Records for processing →
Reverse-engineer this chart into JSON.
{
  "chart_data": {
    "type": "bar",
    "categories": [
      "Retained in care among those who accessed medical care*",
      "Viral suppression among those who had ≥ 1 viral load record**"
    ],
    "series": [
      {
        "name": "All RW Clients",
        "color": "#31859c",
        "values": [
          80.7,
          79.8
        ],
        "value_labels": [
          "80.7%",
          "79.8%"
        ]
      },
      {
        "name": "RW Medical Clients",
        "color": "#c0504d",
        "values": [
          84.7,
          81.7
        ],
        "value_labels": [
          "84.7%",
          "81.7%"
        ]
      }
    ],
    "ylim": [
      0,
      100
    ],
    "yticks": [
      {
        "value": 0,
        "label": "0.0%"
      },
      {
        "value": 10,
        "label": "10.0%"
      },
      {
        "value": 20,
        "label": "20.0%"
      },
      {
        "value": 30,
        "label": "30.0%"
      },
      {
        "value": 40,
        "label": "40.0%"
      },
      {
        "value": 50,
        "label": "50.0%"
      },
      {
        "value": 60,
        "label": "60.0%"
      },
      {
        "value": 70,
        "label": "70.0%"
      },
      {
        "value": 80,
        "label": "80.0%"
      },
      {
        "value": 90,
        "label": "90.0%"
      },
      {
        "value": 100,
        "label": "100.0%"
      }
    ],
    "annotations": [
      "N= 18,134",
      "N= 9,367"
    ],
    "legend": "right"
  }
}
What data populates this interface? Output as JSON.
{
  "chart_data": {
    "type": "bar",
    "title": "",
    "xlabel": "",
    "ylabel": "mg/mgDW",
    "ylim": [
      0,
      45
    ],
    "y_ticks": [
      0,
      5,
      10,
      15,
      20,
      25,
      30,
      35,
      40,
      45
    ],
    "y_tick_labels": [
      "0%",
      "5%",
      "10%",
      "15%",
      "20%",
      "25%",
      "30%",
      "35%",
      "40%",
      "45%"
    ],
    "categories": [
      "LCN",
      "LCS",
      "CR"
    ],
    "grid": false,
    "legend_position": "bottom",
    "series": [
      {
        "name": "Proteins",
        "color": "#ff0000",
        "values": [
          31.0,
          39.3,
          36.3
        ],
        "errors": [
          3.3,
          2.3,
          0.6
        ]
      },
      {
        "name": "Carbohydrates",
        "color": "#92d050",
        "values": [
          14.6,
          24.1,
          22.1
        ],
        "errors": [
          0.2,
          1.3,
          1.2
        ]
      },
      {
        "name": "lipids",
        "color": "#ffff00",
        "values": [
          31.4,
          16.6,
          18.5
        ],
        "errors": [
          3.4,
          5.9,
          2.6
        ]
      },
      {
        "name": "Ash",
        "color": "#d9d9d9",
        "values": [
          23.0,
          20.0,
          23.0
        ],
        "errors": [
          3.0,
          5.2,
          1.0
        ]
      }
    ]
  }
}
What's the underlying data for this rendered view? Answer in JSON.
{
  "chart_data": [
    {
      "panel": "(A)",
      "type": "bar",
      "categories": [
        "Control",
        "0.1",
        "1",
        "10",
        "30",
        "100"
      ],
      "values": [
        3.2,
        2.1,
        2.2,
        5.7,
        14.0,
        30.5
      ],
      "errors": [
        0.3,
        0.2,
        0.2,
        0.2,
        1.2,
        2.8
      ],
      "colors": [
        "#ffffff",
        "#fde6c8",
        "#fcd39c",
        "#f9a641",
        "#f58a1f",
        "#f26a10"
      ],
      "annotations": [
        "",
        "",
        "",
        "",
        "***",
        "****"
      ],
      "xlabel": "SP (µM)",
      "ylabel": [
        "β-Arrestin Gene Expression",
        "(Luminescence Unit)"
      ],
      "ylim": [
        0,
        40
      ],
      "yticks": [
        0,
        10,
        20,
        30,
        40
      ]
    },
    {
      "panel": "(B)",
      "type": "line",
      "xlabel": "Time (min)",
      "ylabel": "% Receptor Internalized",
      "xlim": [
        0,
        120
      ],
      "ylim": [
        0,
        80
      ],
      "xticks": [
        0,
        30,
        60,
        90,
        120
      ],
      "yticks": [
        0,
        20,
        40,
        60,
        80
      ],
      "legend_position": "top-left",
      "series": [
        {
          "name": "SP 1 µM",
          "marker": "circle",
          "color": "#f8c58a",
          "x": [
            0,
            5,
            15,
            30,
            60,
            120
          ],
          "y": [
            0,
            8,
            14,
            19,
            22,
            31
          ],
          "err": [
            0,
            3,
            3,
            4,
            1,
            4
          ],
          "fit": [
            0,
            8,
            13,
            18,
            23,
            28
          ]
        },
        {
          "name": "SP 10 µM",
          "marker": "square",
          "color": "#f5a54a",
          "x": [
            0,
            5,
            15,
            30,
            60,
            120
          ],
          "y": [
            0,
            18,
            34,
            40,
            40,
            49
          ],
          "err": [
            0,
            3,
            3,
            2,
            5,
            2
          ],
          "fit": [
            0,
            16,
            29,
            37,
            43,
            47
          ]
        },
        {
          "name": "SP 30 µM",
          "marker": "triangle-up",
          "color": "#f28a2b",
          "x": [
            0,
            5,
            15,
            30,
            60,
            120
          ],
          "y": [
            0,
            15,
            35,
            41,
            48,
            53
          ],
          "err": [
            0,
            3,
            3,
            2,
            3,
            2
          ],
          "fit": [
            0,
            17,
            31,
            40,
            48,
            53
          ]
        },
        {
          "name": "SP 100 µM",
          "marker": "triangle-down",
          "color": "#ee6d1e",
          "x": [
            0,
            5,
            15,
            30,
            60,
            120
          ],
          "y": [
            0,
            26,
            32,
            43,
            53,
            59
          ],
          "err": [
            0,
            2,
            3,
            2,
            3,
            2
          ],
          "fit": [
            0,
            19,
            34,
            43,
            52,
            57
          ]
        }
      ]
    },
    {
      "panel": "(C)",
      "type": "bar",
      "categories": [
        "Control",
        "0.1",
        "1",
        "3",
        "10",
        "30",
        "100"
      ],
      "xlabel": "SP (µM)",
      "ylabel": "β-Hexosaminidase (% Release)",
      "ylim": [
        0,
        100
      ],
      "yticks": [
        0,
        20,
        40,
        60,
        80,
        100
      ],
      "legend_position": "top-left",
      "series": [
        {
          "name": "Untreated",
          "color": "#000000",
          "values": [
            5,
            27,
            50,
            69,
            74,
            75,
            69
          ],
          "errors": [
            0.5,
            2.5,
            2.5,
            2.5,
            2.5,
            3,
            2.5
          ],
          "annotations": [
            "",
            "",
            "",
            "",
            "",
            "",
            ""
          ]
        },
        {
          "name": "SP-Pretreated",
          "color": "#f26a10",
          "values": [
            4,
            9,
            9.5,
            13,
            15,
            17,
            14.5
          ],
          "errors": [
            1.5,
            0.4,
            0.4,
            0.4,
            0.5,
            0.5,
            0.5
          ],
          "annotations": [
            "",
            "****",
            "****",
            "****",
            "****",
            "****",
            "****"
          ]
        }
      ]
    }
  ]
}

Work instruction → Nothing in the records should change when you repeat them all.

Result of this task →
Reverse-engineer this chart into JSON.
{
  "chart_data": {
    "type": "bar",
    "categories": [
      "Retained in care among those who accessed medical care*",
      "Viral suppression among those who had ≥ 1 viral load record**"
    ],
    "series": [
      {
        "name": "All RW Clients",
        "color": "#31859c",
        "values": [
          80.7,
          79.8
        ],
        "value_labels": [
          "80.7%",
          "79.8%"
        ]
      },
      {
        "name": "RW Medical Clients",
        "color": "#c0504d",
        "values": [
          84.7,
          81.7
        ],
        "value_labels": [
          "84.7%",
          "81.7%"
        ]
      }
    ],
    "ylim": [
      0,
      100
    ],
    "yticks": [
      {
        "value": 0,
        "label": "0.0%"
      },
      {
        "value": 10,
        "label": "10.0%"
      },
      {
        "value": 20,
        "label": "20.0%"
      },
      {
        "value": 30,
        "label": "30.0%"
      },
      {
        "value": 40,
        "label": "40.0%"
      },
      {
        "value": 50,
        "label": "50.0%"
      },
      {
        "value": 60,
        "label": "60.0%"
      },
      {
        "value": 70,
        "label": "70.0%"
      },
      {
        "value": 80,
        "label": "80.0%"
      },
      {
        "value": 90,
        "label": "90.0%"
      },
      {
        "value": 100,
        "label": "100.0%"
      }
    ],
    "annotations": [
      "N= 18,134",
      "N= 9,367"
    ],
    "legend": "right"
  }
}
What data populates this interface? Output as JSON.
{
  "chart_data": {
    "type": "bar",
    "title": "",
    "xlabel": "",
    "ylabel": "mg/mgDW",
    "ylim": [
      0,
      45
    ],
    "y_ticks": [
      0,
      5,
      10,
      15,
      20,
      25,
      30,
      35,
      40,
      45
    ],
    "y_tick_labels": [
      "0%",
      "5%",
      "10%",
      "15%",
      "20%",
      "25%",
      "30%",
      "35%",
      "40%",
      "45%"
    ],
    "categories": [
      "LCN",
      "LCS",
      "CR"
    ],
    "grid": false,
    "legend_position": "bottom",
    "series": [
      {
        "name": "Proteins",
        "color": "#ff0000",
        "values": [
          31.0,
          39.3,
          36.3
        ],
        "errors": [
          3.3,
          2.3,
          0.6
        ]
      },
      {
        "name": "Carbohydrates",
        "color": "#92d050",
        "values": [
          14.6,
          24.1,
          22.1
        ],
        "errors": [
          0.2,
          1.3,
          1.2
        ]
      },
      {
        "name": "lipids",
        "color": "#ffff00",
        "values": [
          31.4,
          16.6,
          18.5
        ],
        "errors": [
          3.4,
          5.9,
          2.6
        ]
      },
      {
        "name": "Ash",
        "color": "#d9d9d9",
        "values": [
          23.0,
          20.0,
          23.0
        ],
        "errors": [
          3.0,
          5.2,
          1.0
        ]
      }
    ]
  }
}
What's the underlying data for this rendered view? Answer in JSON.
{
  "chart_data": [
    {
      "panel": "(A)",
      "type": "bar",
      "categories": [
        "Control",
        "0.1",
        "1",
        "10",
        "30",
        "100"
      ],
      "values": [
        3.2,
        2.1,
        2.2,
        5.7,
        14.0,
        30.5
      ],
      "errors": [
        0.3,
        0.2,
        0.2,
        0.2,
        1.2,
        2.8
      ],
      "colors": [
        "#ffffff",
        "#fde6c8",
        "#fcd39c",
        "#f9a641",
        "#f58a1f",
        "#f26a10"
      ],
      "annotations": [
        "",
        "",
        "",
        "",
        "***",
        "****"
      ],
      "xlabel": "SP (µM)",
      "ylabel": [
        "β-Arrestin Gene Expression",
        "(Luminescence Unit)"
      ],
      "ylim": [
        0,
        40
      ],
      "yticks": [
        0,
        10,
        20,
        30,
        40
      ]
    },
    {
      "panel": "(B)",
      "type": "line",
      "xlabel": "Time (min)",
      "ylabel": "% Receptor Internalized",
      "xlim": [
        0,
        120
      ],
      "ylim": [
        0,
        80
      ],
      "xticks": [
        0,
        30,
        60,
        90,
        120
      ],
      "yticks": [
        0,
        20,
        40,
        60,
        80
      ],
      "legend_position": "top-left",
      "series": [
        {
          "name": "SP 1 µM",
          "marker": "circle",
          "color": "#f8c58a",
          "x": [
            0,
            5,
            15,
            30,
            60,
            120
          ],
          "y": [
            0,
            8,
            14,
            19,
            22,
            31
          ],
          "err": [
            0,
            3,
            3,
            4,
            1,
            4
          ],
          "fit": [
            0,
            8,
            13,
            18,
            23,
            28
          ]
        },
        {
          "name": "SP 10 µM",
          "marker": "square",
          "color": "#f5a54a",
          "x": [
            0,
            5,
            15,
            30,
            60,
            120
          ],
          "y": [
            0,
            18,
            34,
            40,
            40,
            49
          ],
          "err": [
            0,
            3,
            3,
            2,
            5,
            2
          ],
          "fit": [
            0,
            16,
            29,
            37,
            43,
            47
          ]
        },
        {
          "name": "SP 30 µM",
          "marker": "triangle-up",
          "color": "#f28a2b",
          "x": [
            0,
            5,
            15,
            30,
            60,
            120
          ],
          "y": [
            0,
            15,
            35,
            41,
            48,
            53
          ],
          "err": [
            0,
            3,
            3,
            2,
            3,
            2
          ],
          "fit": [
            0,
            17,
            31,
            40,
            48,
            53
          ]
        },
        {
          "name": "SP 100 µM",
          "marker": "triangle-down",
          "color": "#ee6d1e",
          "x": [
            0,
            5,
            15,
            30,
            60,
            120
          ],
          "y": [
            0,
            26,
            32,
            43,
            53,
            59
          ],
          "err": [
            0,
            2,
            3,
            2,
            3,
            2
          ],
          "fit": [
            0,
            19,
            34,
            43,
            52,
            57
          ]
        }
      ]
    },
    {
      "panel": "(C)",
      "type": "bar",
      "categories": [
        "Control",
        "0.1",
        "1",
        "3",
        "10",
        "30",
        "100"
      ],
      "xlabel": "SP (µM)",
      "ylabel": "β-Hexosaminidase (% Release)",
      "ylim": [
        0,
        100
      ],
      "yticks": [
        0,
        20,
        40,
        60,
        80,
        100
      ],
      "legend_position": "top-left",
      "series": [
        {
          "name": "Untreated",
          "color": "#000000",
          "values": [
            5,
            27,
            50,
            69,
            74,
            75,
            69
          ],
          "errors": [
            0.5,
            2.5,
            2.5,
            2.5,
            2.5,
            3,
            2.5
          ],
          "annotations": [
            "",
            "",
            "",
            "",
            "",
            "",
            ""
          ]
        },
        {
          "name": "SP-Pretreated",
          "color": "#f26a10",
          "values": [
            4,
            9,
            9.5,
            13,
            15,
            17,
            14.5
          ],
          "errors": [
            1.5,
            0.4,
            0.4,
            0.4,
            0.5,
            0.5,
            0.5
          ],
          "annotations": [
            "",
            "****",
            "****",
            "****",
            "****",
            "****",
            "****"
          ]
        }
      ]
    }
  ]
}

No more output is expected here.